EXERCISE =>
For each line below that contains the string "vadiny", copy that line.

RAW RECORDS =>
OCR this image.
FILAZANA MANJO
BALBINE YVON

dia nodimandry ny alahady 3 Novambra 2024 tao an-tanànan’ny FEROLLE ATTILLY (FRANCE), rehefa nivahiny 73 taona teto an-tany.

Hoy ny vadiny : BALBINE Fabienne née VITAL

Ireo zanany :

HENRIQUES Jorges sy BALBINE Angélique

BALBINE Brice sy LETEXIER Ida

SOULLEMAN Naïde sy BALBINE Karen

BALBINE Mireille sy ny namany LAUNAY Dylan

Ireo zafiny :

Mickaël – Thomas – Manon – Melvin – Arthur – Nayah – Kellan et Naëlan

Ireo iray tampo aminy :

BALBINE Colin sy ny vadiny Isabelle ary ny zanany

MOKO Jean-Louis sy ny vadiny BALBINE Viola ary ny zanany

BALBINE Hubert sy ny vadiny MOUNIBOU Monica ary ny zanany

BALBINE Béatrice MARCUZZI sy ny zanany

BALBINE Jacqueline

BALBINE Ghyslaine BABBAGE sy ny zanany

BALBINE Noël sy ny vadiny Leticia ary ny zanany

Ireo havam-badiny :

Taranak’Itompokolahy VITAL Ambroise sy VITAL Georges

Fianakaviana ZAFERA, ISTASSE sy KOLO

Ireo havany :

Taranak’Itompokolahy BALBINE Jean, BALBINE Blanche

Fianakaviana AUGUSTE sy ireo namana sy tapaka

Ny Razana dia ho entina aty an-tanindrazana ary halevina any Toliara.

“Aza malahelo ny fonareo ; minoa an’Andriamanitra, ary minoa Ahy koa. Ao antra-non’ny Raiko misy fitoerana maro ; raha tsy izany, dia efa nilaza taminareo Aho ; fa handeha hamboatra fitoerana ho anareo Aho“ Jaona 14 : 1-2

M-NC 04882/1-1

SOLUTION TO THIS EXERCISE =>
Hoy ny vadiny : BALBINE Fabienne née VITAL
BALBINE Colin sy ny vadiny Isabelle ary ny zanany
MOKO Jean-Louis sy ny vadiny BALBINE Viola ary ny zanany
BALBINE Hubert sy ny vadiny MOUNIBOU Monica ary ny zanany
BALBINE Noël sy ny vadiny Leticia ary ny zanany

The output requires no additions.